Transcribe each entry below exactly. Pictures do not go in the copy.
○ ○ ○
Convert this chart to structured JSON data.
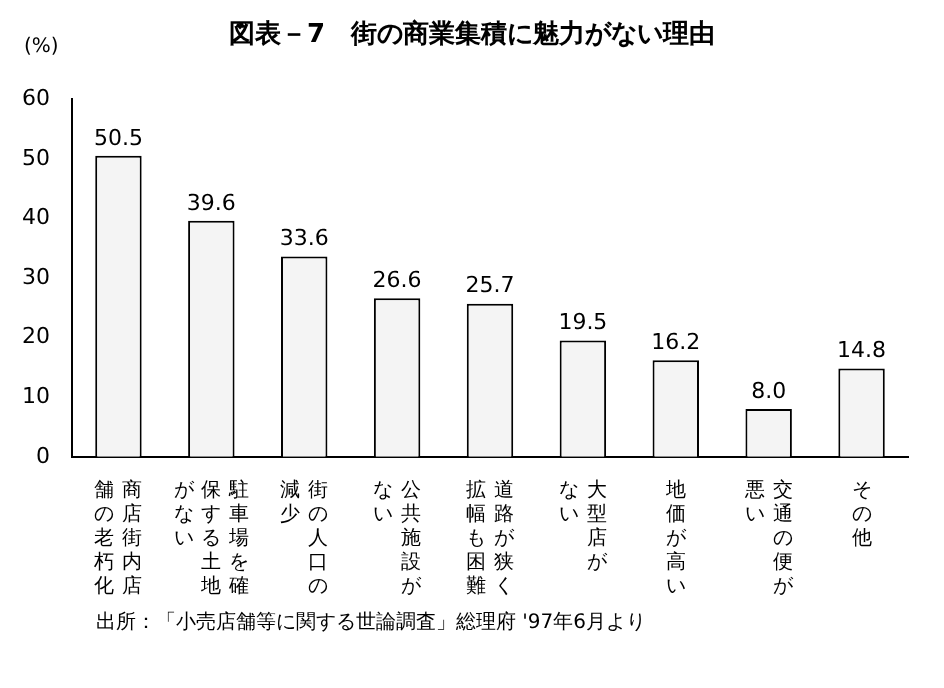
{
  "chart_data": {
    "type": "bar",
    "title": "図表－7　街の商業集積に魅力がない理由",
    "ylabel": "(%)",
    "categories": [
      "商店街内店舗の老朽化",
      "駐車場を確保する土地がない",
      "街の人口の減少",
      "公共施設がない",
      "道路が狭く拡幅も困難",
      "大型店がない",
      "地価が高い",
      "交通の便が悪い",
      "その他"
    ],
    "values": [
      50.5,
      39.6,
      33.6,
      26.6,
      25.7,
      19.5,
      16.2,
      8.0,
      14.8
    ],
    "value_labels": [
      "50.5",
      "39.6",
      "33.6",
      "26.6",
      "25.7",
      "19.5",
      "16.2",
      "8.0",
      "14.8"
    ],
    "color": "#f4f4f4",
    "ylim": [
      0,
      60
    ],
    "yticks": [
      0,
      10,
      20,
      30,
      40,
      50,
      60
    ],
    "grid": false,
    "annotations": [
      "出所：「小売店舗等に関する世論調査」総理府 '97年6月より"
    ]
  }
}
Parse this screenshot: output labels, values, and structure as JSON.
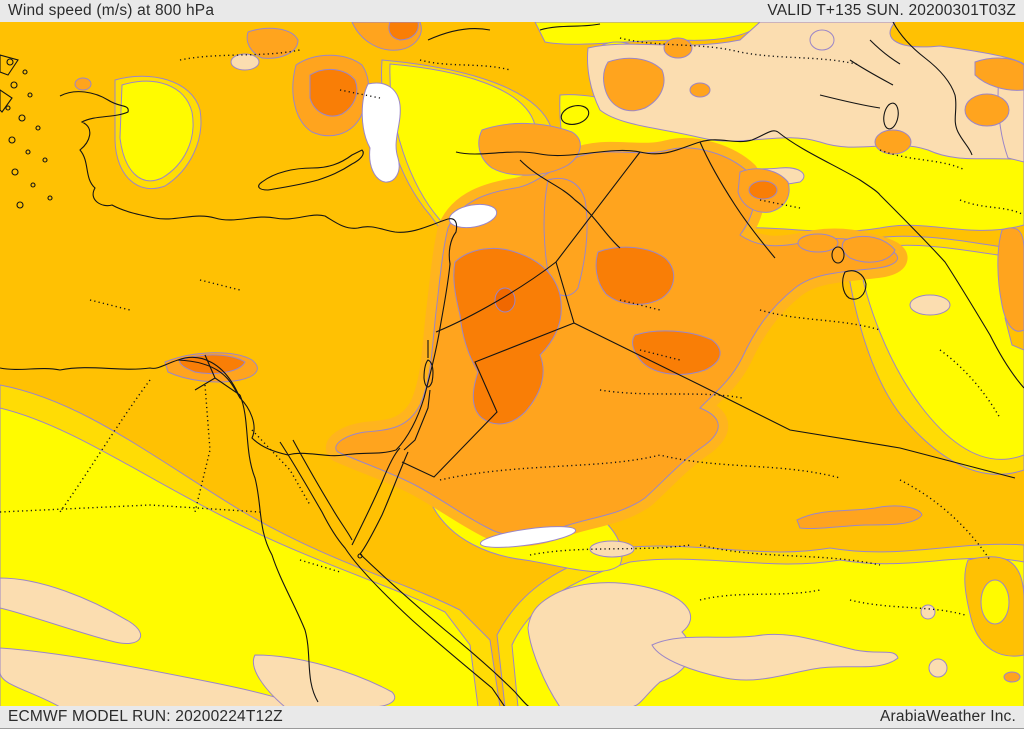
{
  "header": {
    "title": "Wind speed (m/s) at 800 hPa",
    "valid": "VALID T+135 SUN. 20200301T03Z"
  },
  "footer": {
    "model_run": "ECMWF MODEL RUN: 20200224T12Z",
    "credit": "ArabiaWeather Inc."
  },
  "map": {
    "region": "Middle East",
    "palette": {
      "calm_white": "#ffffff",
      "level_peach": "#fbddb0",
      "level_yellow": "#fffb00",
      "level_yellow_gold": "#ffdc05",
      "level_gold": "#ffc103",
      "level_amber": "#ffb41e",
      "level_orange": "#ffa41e",
      "level_deep_orange": "#f97e06",
      "level_red_orange": "#f06800",
      "contour_line": "#9b86c8",
      "geo_line": "#141414",
      "header_bg": "#e9e9e9",
      "header_text": "#2b2b2b"
    }
  }
}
○ ○ ○
» **Solution to this exercise**:
Convert this chart to structured JSON data.
{
  "chart_data": {
    "type": "bar",
    "title": "図表－7　街の商業集積に魅力がない理由",
    "ylabel": "(%)",
    "categories": [
      "商店街内店舗の老朽化",
      "駐車場を確保する土地がない",
      "街の人口の減少",
      "公共施設がない",
      "道路が狭く拡幅も困難",
      "大型店がない",
      "地価が高い",
      "交通の便が悪い",
      "その他"
    ],
    "values": [
      50.5,
      39.6,
      33.6,
      26.6,
      25.7,
      19.5,
      16.2,
      8.0,
      14.8
    ],
    "value_labels": [
      "50.5",
      "39.6",
      "33.6",
      "26.6",
      "25.7",
      "19.5",
      "16.2",
      "8.0",
      "14.8"
    ],
    "color": "#f4f4f4",
    "ylim": [
      0,
      60
    ],
    "yticks": [
      0,
      10,
      20,
      30,
      40,
      50,
      60
    ],
    "grid": false,
    "annotations": [
      "出所：「小売店舗等に関する世論調査」総理府 '97年6月より"
    ]
  }
}
Parse this screenshot: output labels, values, and structure as JSON.
{
  "header": {
    "title": "Wind speed (m/s) at 800 hPa",
    "valid": "VALID T+135 SUN. 20200301T03Z"
  },
  "footer": {
    "model_run": "ECMWF MODEL RUN: 20200224T12Z",
    "credit": "ArabiaWeather Inc."
  },
  "map": {
    "region": "Middle East",
    "palette": {
      "calm_white": "#ffffff",
      "level_peach": "#fbddb0",
      "level_yellow": "#fffb00",
      "level_yellow_gold": "#ffdc05",
      "level_gold": "#ffc103",
      "level_amber": "#ffb41e",
      "level_orange": "#ffa41e",
      "level_deep_orange": "#f97e06",
      "level_red_orange": "#f06800",
      "contour_line": "#9b86c8",
      "geo_line": "#141414",
      "header_bg": "#e9e9e9",
      "header_text": "#2b2b2b"
    }
  }
}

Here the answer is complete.